Passage to read ->
· · · ·

What the research actually shows
The strongest human evidence sits with the FDA-approved GLP-1 medications. In the 68-week STEP 1 trial, adults taking semaglutide alongside lifestyle counseling lost a mean of about 14.9% of body weight, compared with 2.4% on placebo. In the 72-week SURMOUNT-1 trial, tirzepatide was reported to produce mean reductions of roughly 15% to 20.9% depending on dose. Follow-up trials suggest results tend to be sustained while treatment continues and that some weight tends to return after stopping. These are averages from controlled studies, not guarantees of any individual outcome, and these medications have not been shown to work for everyone.
Retatrutide has shown large dose-dependent weight reductions in phase 2 trials, but it remains investigational and its long-term safety in humans has not been established. AOD-9604's weight and fat findings come largely from animal models, and a human weight-loss benefit has not been proven. Tesamorelin is FDA-approved specifically to reduce visceral abdominal fat in people with HIV-associated lipodystrophy, which is a narrow indication and not general weight loss. MOTS-c and 5-Amino-1MQ have early metabolic findings almost entirely in mice. Early research is a starting point, not proof that something works in people.
Muscle, fat, and body composition
Any meaningful calorie deficit, from any cause, can cost some lean mass alongside fat. Trial data on semaglutide and tirzepatide have been reported to show that the majority of weight lost is fat, though some lean mass loss also occurs. This is the honest context behind marketing claims that adjunct peptides preserve muscle, claims that are not established in humans. Adequate protein and resistance exercise are commonly discussed in the research literature as ways to protect lean mass during weight loss, and any such approach should be directed by a licensed clinician.
Brand-name drugs versus compounded versions
Ozempic, Wegovy, Mounjaro, and Zepbound are brand-name products built on semaglutide or tirzepatide. During shortages, licensed 503A and 503B compounding pharmacies have prepared compounded versions of these active ingredients when dispensed under a valid prescription. That is a different world from research-use-only products sold online outside the pharmacy system.
Safety, legality, and the gray market
GLP-1 receptor agonists carry known cautions, including gastrointestinal side effects and a boxed warning tied to a personal or family history of medullary thyroid carcinoma or MEN2 syndrome. They are not appropriate for everyone, and clinical screening matters. Separately, several peptides discussed in weight and metabolic circles are sold through a booming gray market of injectable products marketed as research chemicals. That market operates outside pharmacy regulation, and reporting has documented real health concerns about product quality and safety. A licensed clinician and a licensed pharmacy are the safeguards that gray-market sellers cannot offer.

· · · ·

Exercise set ->
- 1) Answer these questions from the weight-loss research passage.
(a) In the STEP 1 trial, what mean percentage of body weight did participants on placebo lose?
(b) For what specific purpose is tesamorelin FDA-approved?
(c) What kinds of pharmacies have prepared compounded versions of semaglutide and tirzepatide during shortages?
- 2) Copy word for word the stretch of the weight-loss research passage from "Brand-name drugs versus" through "the pharmacy system.".

[Document layout analysis data]
· · · ·

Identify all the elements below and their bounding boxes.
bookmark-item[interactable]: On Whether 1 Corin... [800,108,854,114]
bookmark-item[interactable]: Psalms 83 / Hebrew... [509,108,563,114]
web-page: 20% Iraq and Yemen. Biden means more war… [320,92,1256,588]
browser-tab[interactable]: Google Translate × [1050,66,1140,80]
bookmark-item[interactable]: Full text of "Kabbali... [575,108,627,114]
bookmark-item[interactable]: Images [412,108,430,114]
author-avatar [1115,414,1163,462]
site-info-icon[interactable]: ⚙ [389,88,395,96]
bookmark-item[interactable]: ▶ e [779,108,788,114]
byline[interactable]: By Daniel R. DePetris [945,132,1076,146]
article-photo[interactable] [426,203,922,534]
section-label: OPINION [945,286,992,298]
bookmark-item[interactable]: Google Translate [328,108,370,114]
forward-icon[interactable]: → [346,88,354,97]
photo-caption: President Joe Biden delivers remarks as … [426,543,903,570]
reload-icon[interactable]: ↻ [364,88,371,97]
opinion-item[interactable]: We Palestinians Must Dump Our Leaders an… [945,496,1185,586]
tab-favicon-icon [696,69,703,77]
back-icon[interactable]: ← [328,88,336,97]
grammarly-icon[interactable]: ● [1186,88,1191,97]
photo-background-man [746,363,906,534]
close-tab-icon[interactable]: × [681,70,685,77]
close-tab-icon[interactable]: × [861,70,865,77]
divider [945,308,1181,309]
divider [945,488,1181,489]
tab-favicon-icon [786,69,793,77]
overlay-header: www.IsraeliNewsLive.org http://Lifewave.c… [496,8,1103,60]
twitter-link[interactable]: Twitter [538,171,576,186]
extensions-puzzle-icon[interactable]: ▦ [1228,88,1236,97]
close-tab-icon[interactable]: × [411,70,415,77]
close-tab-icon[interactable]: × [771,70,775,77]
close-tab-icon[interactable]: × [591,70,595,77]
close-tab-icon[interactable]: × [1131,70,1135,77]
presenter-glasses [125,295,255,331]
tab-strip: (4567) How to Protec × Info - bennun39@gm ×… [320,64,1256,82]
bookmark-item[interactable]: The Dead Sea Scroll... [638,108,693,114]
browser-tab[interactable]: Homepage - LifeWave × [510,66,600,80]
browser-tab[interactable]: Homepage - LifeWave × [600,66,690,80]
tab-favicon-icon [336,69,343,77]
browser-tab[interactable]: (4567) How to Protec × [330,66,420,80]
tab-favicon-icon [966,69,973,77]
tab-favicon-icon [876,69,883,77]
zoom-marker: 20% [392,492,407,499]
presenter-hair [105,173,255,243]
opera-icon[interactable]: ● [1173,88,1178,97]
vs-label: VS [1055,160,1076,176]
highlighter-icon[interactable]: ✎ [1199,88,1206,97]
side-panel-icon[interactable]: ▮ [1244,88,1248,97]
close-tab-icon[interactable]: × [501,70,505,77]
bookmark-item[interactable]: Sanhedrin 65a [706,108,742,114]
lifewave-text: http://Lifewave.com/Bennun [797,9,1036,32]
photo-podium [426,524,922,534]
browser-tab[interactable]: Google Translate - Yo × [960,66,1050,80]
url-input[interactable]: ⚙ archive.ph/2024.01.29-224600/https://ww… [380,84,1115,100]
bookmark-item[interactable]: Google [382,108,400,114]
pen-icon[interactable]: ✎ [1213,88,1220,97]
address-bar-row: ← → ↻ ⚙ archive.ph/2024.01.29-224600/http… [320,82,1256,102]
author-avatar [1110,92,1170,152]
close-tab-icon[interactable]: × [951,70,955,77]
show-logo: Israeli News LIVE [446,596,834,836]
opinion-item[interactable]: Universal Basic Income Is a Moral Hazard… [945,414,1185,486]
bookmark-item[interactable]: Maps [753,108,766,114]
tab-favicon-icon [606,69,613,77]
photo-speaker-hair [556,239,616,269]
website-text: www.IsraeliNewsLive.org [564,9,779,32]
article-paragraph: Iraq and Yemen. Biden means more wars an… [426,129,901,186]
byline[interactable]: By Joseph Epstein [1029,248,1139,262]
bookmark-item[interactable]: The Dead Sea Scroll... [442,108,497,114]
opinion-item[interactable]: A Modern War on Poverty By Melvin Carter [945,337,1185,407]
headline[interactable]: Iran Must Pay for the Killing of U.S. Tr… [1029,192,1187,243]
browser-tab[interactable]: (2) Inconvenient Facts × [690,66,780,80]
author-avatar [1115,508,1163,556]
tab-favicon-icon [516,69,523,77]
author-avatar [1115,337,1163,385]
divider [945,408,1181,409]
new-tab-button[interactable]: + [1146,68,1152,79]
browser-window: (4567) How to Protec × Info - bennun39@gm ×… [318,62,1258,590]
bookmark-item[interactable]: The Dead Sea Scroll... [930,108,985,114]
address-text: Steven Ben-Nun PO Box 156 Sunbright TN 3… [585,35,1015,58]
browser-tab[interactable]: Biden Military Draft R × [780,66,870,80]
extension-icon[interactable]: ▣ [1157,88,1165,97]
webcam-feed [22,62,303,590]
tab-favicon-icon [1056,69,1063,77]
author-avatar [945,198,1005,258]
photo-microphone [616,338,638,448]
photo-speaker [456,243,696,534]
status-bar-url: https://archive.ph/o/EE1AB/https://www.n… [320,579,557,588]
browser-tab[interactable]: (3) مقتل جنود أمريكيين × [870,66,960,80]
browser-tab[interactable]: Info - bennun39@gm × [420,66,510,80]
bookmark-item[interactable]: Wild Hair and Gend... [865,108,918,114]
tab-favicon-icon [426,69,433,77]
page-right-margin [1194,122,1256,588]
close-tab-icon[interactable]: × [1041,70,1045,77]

· · · ·

Results of the tasks ->
- 1)
(a) About 2.4%.
(b) To reduce visceral abdominal fat in people with HIV-associated lipodystrophy.
(c) Licensed 503A and 503B compounding pharmacies.

- 2)
Brand-name drugs versus compounded versions
Ozempic, Wegovy, Mounjaro, and Zepbound are brand-name products built on semaglutide or tirzepatide. During shortages, licensed 503A and 503B compounding pharmacies have prepared compounded versions of these active ingredients when dispensed under a valid prescription. That is a different world from research-use-only products sold online outside the pharmacy system.